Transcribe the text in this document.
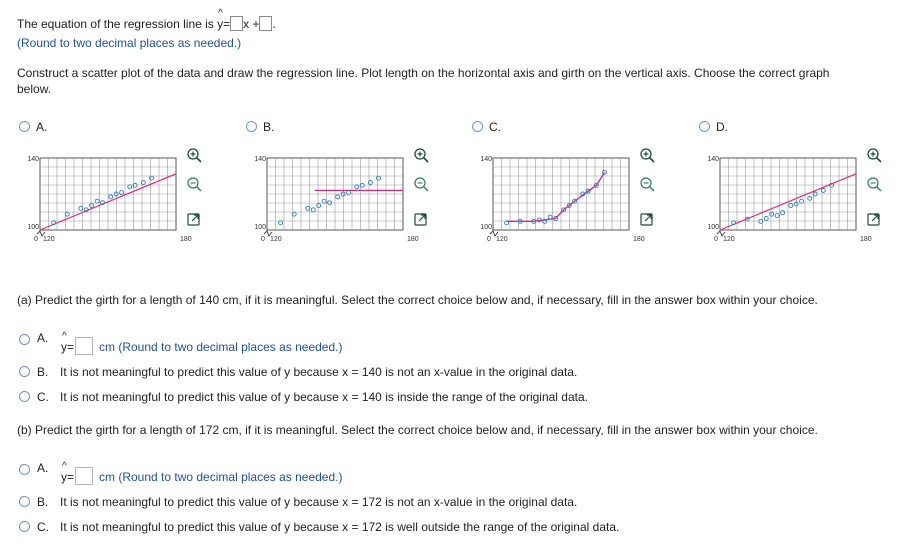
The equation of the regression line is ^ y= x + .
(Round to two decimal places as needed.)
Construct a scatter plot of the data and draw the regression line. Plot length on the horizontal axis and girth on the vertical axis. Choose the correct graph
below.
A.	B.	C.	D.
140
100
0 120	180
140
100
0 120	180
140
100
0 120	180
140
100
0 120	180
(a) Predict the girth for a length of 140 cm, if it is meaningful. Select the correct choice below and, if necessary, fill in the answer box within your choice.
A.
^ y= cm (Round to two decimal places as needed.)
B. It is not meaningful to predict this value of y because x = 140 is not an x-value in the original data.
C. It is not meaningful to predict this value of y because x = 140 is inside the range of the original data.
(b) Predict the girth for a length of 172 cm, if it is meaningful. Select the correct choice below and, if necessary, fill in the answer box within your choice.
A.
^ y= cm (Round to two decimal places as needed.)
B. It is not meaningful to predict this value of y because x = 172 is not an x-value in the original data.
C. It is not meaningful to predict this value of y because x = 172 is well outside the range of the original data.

-- Task requirements --
Copy out all lines from the material above that contain the string "regression".

-- Solution below --
The equation of the regression line is ^ y= x + .
Construct a scatter plot of the data and draw the regression line. Plot length on the horizontal axis and girth on the vertical axis. Choose the correct graph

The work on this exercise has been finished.